Arrange the lines as a JSON list of strings, one string per line, with blank lines left out. Begin at the first line and stop after the line that contains "candle-body-14-5 xyxy=(358,472,363,494)".

--- begin Extracted material ---

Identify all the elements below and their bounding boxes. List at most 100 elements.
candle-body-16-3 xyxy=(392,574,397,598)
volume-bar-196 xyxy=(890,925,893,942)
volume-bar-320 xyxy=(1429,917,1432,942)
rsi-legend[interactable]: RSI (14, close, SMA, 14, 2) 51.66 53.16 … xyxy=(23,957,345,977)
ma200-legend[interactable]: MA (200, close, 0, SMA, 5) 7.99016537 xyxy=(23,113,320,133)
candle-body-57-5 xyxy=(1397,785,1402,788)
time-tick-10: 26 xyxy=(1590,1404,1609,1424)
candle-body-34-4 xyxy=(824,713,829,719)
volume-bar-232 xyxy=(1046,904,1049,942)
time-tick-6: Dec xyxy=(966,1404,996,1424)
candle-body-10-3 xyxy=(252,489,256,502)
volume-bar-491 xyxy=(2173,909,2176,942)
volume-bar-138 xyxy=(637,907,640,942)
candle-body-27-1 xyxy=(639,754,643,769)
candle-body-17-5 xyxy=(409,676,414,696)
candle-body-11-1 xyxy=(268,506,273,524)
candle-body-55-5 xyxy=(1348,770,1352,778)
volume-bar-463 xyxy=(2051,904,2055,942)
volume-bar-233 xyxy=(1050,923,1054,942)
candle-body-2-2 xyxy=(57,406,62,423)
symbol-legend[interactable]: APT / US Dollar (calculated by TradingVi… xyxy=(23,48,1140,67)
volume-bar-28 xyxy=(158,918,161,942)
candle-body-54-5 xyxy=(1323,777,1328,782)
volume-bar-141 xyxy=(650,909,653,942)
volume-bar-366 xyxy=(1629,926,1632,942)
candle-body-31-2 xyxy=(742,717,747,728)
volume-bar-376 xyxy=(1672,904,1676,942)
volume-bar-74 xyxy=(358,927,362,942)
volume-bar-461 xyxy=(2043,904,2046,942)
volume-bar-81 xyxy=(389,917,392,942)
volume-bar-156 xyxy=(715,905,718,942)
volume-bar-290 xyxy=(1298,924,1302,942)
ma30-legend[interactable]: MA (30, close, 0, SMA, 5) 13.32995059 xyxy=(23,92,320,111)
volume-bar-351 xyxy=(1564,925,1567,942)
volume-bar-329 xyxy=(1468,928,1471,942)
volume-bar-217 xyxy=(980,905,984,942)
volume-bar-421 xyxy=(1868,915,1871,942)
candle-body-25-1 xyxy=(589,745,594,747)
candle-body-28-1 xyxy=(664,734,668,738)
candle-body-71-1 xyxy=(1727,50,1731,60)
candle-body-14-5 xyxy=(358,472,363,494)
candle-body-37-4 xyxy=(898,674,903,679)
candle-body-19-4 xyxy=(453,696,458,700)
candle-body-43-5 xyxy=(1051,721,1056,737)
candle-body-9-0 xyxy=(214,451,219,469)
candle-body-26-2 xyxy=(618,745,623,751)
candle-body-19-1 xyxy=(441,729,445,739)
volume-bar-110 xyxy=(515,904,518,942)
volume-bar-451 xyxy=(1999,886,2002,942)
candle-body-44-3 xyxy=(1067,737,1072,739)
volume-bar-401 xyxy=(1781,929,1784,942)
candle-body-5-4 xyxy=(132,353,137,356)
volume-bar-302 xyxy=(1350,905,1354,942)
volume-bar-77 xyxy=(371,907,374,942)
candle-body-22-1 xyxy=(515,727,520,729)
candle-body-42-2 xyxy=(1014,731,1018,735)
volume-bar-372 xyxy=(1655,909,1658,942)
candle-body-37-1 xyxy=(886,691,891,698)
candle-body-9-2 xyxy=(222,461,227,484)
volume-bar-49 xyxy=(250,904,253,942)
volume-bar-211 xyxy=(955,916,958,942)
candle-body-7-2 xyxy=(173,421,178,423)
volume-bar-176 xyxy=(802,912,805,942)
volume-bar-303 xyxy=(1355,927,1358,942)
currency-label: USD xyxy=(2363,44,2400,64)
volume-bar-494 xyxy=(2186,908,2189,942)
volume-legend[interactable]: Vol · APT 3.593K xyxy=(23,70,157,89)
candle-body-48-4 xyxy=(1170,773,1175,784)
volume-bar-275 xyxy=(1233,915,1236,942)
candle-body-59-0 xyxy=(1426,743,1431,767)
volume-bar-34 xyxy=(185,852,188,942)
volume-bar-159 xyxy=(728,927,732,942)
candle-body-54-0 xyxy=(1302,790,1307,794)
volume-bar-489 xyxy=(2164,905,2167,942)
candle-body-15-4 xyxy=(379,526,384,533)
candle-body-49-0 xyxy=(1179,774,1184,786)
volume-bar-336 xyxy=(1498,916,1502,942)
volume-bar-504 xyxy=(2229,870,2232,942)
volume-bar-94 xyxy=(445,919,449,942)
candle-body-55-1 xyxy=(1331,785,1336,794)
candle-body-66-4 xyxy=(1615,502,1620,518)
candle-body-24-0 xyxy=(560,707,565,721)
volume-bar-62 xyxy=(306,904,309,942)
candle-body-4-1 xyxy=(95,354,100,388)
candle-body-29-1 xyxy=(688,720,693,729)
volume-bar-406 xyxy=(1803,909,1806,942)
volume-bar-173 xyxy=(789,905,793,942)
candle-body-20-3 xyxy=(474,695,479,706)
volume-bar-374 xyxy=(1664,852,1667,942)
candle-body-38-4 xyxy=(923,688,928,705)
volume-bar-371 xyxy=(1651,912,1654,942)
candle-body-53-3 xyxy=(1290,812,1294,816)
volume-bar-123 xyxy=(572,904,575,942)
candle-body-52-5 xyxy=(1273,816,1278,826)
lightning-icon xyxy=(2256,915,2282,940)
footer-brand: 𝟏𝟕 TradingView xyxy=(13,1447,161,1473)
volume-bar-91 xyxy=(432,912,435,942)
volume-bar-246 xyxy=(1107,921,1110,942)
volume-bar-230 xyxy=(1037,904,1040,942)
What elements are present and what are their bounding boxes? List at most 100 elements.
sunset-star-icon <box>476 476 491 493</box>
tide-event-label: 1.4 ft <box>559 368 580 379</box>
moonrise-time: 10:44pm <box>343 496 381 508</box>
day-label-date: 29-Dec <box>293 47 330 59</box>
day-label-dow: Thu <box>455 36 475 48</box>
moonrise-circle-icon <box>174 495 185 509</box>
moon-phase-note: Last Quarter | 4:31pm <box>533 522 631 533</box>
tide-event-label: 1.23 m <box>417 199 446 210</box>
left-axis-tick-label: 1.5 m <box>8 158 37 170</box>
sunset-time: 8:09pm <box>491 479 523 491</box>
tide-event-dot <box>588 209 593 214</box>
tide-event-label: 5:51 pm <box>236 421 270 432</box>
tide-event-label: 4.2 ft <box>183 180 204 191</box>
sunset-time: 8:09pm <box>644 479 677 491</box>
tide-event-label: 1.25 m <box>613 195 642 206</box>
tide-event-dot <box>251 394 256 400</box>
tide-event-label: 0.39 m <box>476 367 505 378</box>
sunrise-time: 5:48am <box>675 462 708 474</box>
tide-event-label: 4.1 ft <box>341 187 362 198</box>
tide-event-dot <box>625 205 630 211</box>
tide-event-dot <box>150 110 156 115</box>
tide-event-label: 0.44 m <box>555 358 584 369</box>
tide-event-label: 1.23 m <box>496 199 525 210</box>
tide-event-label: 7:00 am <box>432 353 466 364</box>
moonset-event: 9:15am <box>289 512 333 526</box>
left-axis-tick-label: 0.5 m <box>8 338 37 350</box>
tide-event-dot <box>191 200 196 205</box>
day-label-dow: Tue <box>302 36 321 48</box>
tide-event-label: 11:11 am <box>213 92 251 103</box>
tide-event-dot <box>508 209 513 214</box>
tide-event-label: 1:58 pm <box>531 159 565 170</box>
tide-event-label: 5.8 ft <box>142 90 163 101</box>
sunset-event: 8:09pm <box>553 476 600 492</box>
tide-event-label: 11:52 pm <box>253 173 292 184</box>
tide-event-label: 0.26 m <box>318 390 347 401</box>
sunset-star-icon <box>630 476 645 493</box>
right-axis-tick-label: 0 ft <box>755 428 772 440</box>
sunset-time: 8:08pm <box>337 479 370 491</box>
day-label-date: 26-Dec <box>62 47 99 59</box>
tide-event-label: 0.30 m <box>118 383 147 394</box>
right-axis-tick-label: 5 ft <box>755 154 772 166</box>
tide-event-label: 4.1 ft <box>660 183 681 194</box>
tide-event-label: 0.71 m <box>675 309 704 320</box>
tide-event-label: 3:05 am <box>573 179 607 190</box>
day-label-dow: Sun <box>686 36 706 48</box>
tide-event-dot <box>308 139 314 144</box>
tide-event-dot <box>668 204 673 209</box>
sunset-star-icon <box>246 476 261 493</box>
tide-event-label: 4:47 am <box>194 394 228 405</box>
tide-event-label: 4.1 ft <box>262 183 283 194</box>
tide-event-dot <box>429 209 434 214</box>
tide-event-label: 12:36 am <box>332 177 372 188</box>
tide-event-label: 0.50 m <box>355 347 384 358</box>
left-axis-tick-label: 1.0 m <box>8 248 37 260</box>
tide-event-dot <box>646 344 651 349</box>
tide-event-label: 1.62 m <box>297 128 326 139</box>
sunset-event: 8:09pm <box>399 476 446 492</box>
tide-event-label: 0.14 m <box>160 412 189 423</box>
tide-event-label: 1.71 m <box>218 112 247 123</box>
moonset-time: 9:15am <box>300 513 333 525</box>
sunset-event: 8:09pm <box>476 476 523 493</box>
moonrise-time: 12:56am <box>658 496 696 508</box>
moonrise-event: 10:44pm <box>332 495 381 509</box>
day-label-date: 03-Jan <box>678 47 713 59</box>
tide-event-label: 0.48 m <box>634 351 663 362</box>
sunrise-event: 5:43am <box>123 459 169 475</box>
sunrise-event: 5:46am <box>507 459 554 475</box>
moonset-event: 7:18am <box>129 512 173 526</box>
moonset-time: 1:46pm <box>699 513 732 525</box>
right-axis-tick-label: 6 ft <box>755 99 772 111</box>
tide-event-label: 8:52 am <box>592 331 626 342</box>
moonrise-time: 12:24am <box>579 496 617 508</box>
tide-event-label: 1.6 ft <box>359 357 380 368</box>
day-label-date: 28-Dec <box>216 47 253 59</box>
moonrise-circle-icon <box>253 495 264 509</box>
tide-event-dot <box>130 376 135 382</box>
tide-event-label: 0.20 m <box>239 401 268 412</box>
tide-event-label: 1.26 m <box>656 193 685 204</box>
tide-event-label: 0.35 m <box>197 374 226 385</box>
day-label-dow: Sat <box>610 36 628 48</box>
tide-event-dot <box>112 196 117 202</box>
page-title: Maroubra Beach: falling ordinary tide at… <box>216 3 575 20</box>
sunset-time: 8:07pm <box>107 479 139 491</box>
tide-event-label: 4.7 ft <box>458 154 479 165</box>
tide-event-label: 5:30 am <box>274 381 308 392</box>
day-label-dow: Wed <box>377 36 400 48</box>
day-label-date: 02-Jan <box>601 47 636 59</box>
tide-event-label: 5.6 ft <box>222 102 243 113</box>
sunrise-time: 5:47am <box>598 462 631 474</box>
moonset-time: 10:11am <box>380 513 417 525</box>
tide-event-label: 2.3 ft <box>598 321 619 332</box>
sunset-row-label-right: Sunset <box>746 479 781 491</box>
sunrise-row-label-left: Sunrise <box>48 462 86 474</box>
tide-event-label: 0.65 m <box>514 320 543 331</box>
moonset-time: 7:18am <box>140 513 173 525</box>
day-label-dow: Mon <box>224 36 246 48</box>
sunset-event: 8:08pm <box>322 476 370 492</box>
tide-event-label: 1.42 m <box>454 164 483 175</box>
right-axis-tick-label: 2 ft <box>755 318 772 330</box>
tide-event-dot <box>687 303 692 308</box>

--- end Extracted material ---

Response to this exercise.
[
  "Identify all the elements below and their bounding boxes. List at most 100 elements.",
  "candle-body-16-3 xyxy=(392,574,397,598)",
  "volume-bar-196 xyxy=(890,925,893,942)",
  "volume-bar-320 xyxy=(1429,917,1432,942)",
  "rsi-legend[interactable]: RSI (14, close, SMA, 14, 2) 51.66 53.16 … xyxy=(23,957,345,977)",
  "ma200-legend[interactable]: MA (200, close, 0, SMA, 5) 7.99016537 xyxy=(23,113,320,133)",
  "candle-body-57-5 xyxy=(1397,785,1402,788)",
  "time-tick-10: 26 xyxy=(1590,1404,1609,1424)",
  "candle-body-34-4 xyxy=(824,713,829,719)",
  "volume-bar-232 xyxy=(1046,904,1049,942)",
  "time-tick-6: Dec xyxy=(966,1404,996,1424)",
  "candle-body-10-3 xyxy=(252,489,256,502)",
  "volume-bar-491 xyxy=(2173,909,2176,942)",
  "volume-bar-138 xyxy=(637,907,640,942)",
  "candle-body-27-1 xyxy=(639,754,643,769)",
  "candle-body-17-5 xyxy=(409,676,414,696)",
  "candle-body-11-1 xyxy=(268,506,273,524)",
  "candle-body-55-5 xyxy=(1348,770,1352,778)",
  "volume-bar-463 xyxy=(2051,904,2055,942)",
  "volume-bar-233 xyxy=(1050,923,1054,942)",
  "candle-body-2-2 xyxy=(57,406,62,423)",
  "symbol-legend[interactable]: APT / US Dollar (calculated by TradingVi… xyxy=(23,48,1140,67)",
  "volume-bar-28 xyxy=(158,918,161,942)",
  "candle-body-54-5 xyxy=(1323,777,1328,782)",
  "volume-bar-141 xyxy=(650,909,653,942)",
  "volume-bar-366 xyxy=(1629,926,1632,942)",
  "candle-body-31-2 xyxy=(742,717,747,728)",
  "volume-bar-376 xyxy=(1672,904,1676,942)",
  "volume-bar-74 xyxy=(358,927,362,942)",
  "volume-bar-461 xyxy=(2043,904,2046,942)",
  "volume-bar-81 xyxy=(389,917,392,942)",
  "volume-bar-156 xyxy=(715,905,718,942)",
  "volume-bar-290 xyxy=(1298,924,1302,942)",
  "ma30-legend[interactable]: MA (30, close, 0, SMA, 5) 13.32995059 xyxy=(23,92,320,111)",
  "volume-bar-351 xyxy=(1564,925,1567,942)",
  "volume-bar-329 xyxy=(1468,928,1471,942)",
  "volume-bar-217 xyxy=(980,905,984,942)",
  "volume-bar-421 xyxy=(1868,915,1871,942)",
  "candle-body-25-1 xyxy=(589,745,594,747)",
  "candle-body-28-1 xyxy=(664,734,668,738)",
  "candle-body-71-1 xyxy=(1727,50,1731,60)",
  "candle-body-14-5 xyxy=(358,472,363,494)"
]